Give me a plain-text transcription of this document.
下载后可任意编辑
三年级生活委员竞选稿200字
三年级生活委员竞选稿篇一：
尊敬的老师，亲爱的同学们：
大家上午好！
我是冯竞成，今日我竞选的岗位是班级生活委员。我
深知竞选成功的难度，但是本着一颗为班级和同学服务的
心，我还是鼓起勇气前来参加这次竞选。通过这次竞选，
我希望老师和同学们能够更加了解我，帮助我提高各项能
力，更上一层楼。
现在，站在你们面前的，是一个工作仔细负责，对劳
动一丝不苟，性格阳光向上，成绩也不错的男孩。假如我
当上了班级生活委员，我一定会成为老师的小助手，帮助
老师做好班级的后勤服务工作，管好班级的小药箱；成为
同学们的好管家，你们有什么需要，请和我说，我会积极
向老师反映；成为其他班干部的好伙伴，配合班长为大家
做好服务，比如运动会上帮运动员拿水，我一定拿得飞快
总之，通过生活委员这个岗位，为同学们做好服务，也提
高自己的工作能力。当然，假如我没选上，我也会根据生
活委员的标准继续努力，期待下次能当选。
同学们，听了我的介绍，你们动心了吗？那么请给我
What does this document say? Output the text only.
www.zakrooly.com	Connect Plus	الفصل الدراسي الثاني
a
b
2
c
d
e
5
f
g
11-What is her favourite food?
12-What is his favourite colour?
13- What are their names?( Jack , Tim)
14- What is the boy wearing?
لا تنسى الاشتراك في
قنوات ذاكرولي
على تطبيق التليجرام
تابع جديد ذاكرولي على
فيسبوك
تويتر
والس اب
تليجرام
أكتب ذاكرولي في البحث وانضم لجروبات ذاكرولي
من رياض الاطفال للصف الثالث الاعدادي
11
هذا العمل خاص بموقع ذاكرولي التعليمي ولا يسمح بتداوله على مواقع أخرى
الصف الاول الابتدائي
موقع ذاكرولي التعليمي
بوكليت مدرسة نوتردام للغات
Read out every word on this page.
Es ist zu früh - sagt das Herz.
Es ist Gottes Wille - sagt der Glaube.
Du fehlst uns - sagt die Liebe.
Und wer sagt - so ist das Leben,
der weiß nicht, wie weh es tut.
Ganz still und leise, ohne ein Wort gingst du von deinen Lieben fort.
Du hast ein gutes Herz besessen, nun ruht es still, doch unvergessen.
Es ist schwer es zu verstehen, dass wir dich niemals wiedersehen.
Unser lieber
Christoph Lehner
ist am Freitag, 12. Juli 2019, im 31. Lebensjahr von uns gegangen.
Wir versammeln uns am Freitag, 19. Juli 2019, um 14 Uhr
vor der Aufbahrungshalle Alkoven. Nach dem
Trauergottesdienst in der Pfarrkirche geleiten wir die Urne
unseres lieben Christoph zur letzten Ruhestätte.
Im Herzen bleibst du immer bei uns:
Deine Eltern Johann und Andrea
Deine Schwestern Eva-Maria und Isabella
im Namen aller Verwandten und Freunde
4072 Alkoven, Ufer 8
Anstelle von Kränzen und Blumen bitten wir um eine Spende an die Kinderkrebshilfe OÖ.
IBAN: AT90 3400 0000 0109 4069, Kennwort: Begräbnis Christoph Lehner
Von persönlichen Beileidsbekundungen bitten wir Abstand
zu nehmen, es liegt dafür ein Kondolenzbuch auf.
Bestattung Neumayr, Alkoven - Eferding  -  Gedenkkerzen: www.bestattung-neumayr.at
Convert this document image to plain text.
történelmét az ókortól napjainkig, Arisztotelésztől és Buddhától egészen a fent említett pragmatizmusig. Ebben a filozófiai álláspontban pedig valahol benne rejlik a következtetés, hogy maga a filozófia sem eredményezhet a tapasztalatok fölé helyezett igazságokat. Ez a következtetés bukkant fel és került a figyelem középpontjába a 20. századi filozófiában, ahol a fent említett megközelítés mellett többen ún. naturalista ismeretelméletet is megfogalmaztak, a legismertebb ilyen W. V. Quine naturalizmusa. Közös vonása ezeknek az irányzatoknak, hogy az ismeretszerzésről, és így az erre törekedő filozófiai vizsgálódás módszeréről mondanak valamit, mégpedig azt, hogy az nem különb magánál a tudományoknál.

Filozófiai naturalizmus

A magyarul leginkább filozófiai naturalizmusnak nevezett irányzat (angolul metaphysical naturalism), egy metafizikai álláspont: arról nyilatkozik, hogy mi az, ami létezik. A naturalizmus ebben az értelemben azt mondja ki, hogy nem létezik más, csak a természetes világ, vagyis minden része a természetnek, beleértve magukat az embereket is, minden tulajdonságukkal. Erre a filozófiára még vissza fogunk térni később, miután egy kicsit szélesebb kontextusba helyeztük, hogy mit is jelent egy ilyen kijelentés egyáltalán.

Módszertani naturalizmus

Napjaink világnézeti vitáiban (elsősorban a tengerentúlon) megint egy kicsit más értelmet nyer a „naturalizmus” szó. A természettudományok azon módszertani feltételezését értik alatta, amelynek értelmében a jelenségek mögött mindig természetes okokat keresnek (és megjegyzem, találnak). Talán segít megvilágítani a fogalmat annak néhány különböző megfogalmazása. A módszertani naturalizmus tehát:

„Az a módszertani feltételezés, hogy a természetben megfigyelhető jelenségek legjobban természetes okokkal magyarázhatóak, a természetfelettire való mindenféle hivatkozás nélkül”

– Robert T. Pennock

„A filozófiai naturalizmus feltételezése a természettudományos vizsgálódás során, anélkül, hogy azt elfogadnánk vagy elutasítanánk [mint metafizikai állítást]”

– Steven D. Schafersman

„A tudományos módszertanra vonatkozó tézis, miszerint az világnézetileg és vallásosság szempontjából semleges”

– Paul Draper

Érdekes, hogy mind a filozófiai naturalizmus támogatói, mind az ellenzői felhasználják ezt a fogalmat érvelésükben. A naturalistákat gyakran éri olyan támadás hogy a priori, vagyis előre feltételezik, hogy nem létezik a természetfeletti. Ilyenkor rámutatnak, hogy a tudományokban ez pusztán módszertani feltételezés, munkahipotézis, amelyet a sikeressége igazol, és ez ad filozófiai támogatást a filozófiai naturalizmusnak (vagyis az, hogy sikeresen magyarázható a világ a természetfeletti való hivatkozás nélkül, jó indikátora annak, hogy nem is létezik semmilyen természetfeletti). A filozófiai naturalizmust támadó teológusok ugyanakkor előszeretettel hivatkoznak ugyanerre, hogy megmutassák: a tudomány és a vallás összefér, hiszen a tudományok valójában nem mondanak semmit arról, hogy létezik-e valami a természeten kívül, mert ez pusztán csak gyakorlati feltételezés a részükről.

◆ Task to carry out
Search the records above for the string "التعليمي". Copy every line that contains it.

◆ Solved problem
هذا العمل خاص بموقع ذاكرولي التعليمي ولا يسمح بتداوله على مواقع أخرى
موقع ذاكرولي التعليمي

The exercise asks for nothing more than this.